## START

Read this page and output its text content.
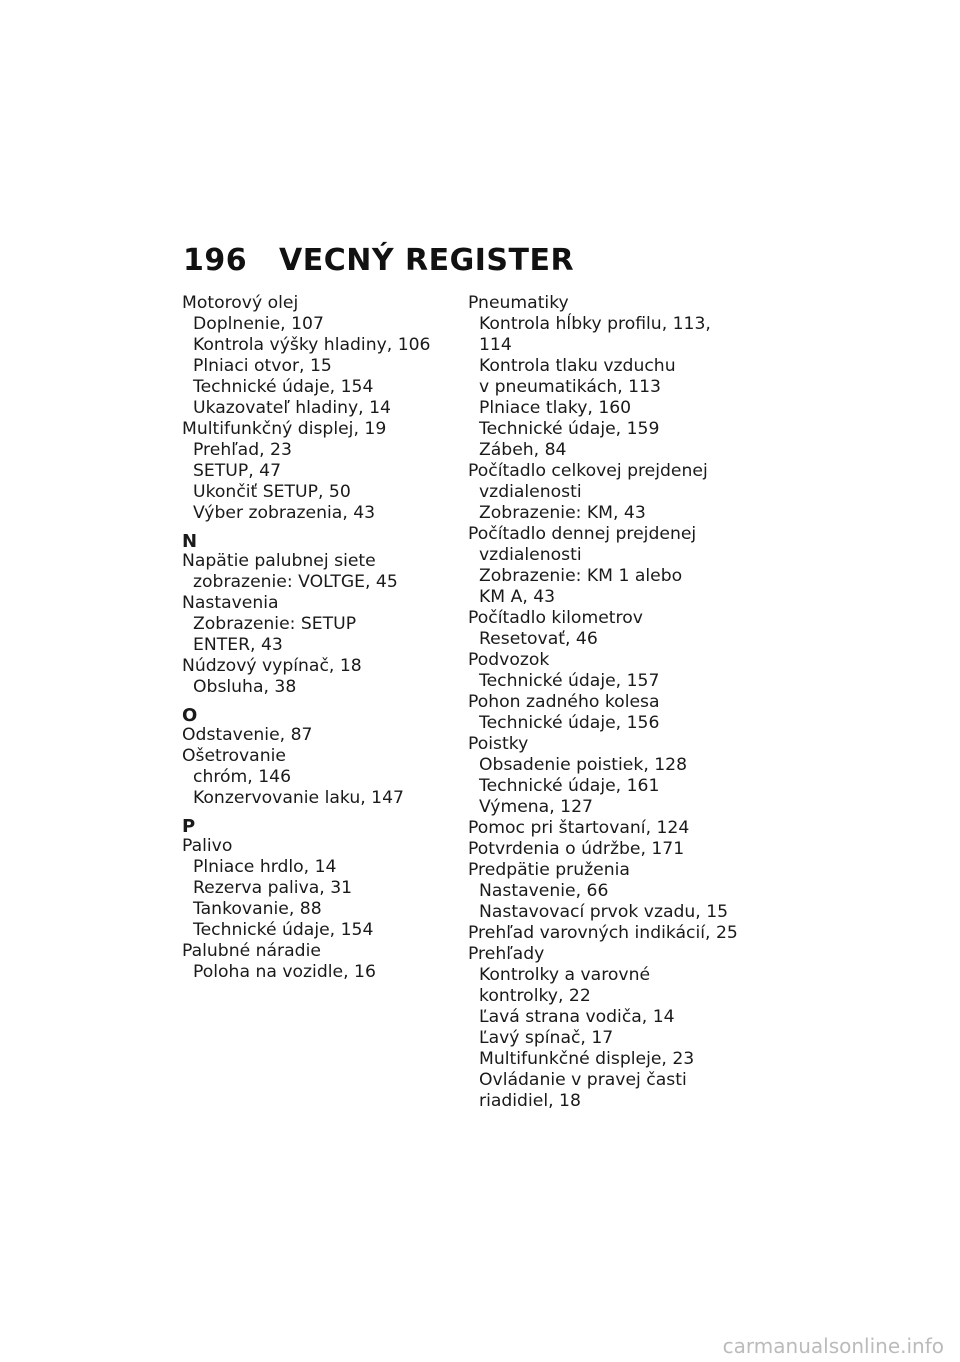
196 VECNÝ REGISTER
Motorový olej
Doplnenie, 107
Kontrola výšky hladiny, 106
Plniaci otvor, 15
Technické údaje, 154
Ukazovateľ hladiny, 14
Multifunkčný displej, 19
Prehľad, 23
SETUP, 47
Ukončiť SETUP, 50
Výber zobrazenia, 43
N
Napätie palubnej siete
zobrazenie: VOLTGE, 45
Nastavenia
Zobrazenie: SETUP
ENTER, 43
Núdzový vypínač, 18
Obsluha, 38
O
Odstavenie, 87
Ošetrovanie
chróm, 146
Konzervovanie laku, 147
P
Palivo
Plniace hrdlo, 14
Rezerva paliva, 31
Tankovanie, 88
Technické údaje, 154
Palubné náradie
Poloha na vozidle, 16
Pneumatiky
Kontrola hĺbky profilu, 113,
114
Kontrola tlaku vzduchu
v pneumatikách, 113
Plniace tlaky, 160
Technické údaje, 159
Zábeh, 84
Počítadlo celkovej prejdenej
vzdialenosti
Zobrazenie: KM, 43
Počítadlo dennej prejdenej
vzdialenosti
Zobrazenie: KM 1 alebo
KM A, 43
Počítadlo kilometrov
Resetovať, 46
Podvozok
Technické údaje, 157
Pohon zadného kolesa
Technické údaje, 156
Poistky
Obsadenie poistiek, 128
Technické údaje, 161
Výmena, 127
Pomoc pri štartovaní, 124
Potvrdenia o údržbe, 171
Predpätie pruženia
Nastavenie, 66
Nastavovací prvok vzadu, 15
Prehľad varovných indikácií, 25
Prehľady
Kontrolky a varovné
kontrolky, 22
Ľavá strana vodiča, 14
Ľavý spínač, 17
Multifunkčné displeje, 23
Ovládanie v pravej časti
riadidiel, 18
carmanualsonline.info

## END

__What the task asks__: Extract the text of all the records above verbatim, excluding pictures.

__The answer__:
Read this page and output its text content.
196 VECNÝ REGISTER
Motorový olej
Doplnenie, 107
Kontrola výšky hladiny, 106
Plniaci otvor, 15
Technické údaje, 154
Ukazovateľ hladiny, 14
Multifunkčný displej, 19
Prehľad, 23
SETUP, 47
Ukončiť SETUP, 50
Výber zobrazenia, 43
N
Napätie palubnej siete
zobrazenie: VOLTGE, 45
Nastavenia
Zobrazenie: SETUP
ENTER, 43
Núdzový vypínač, 18
Obsluha, 38
O
Odstavenie, 87
Ošetrovanie
chróm, 146
Konzervovanie laku, 147
P
Palivo
Plniace hrdlo, 14
Rezerva paliva, 31
Tankovanie, 88
Technické údaje, 154
Palubné náradie
Poloha na vozidle, 16
Pneumatiky
Kontrola hĺbky profilu, 113,
114
Kontrola tlaku vzduchu
v pneumatikách, 113
Plniace tlaky, 160
Technické údaje, 159
Zábeh, 84
Počítadlo celkovej prejdenej
vzdialenosti
Zobrazenie: KM, 43
Počítadlo dennej prejdenej
vzdialenosti
Zobrazenie: KM 1 alebo
KM A, 43
Počítadlo kilometrov
Resetovať, 46
Podvozok
Technické údaje, 157
Pohon zadného kolesa
Technické údaje, 156
Poistky
Obsadenie poistiek, 128
Technické údaje, 161
Výmena, 127
Pomoc pri štartovaní, 124
Potvrdenia o údržbe, 171
Predpätie pruženia
Nastavenie, 66
Nastavovací prvok vzadu, 15
Prehľad varovných indikácií, 25
Prehľady
Kontrolky a varovné
kontrolky, 22
Ľavá strana vodiča, 14
Ľavý spínač, 17
Multifunkčné displeje, 23
Ovládanie v pravej časti
riadidiel, 18
carmanualsonline.info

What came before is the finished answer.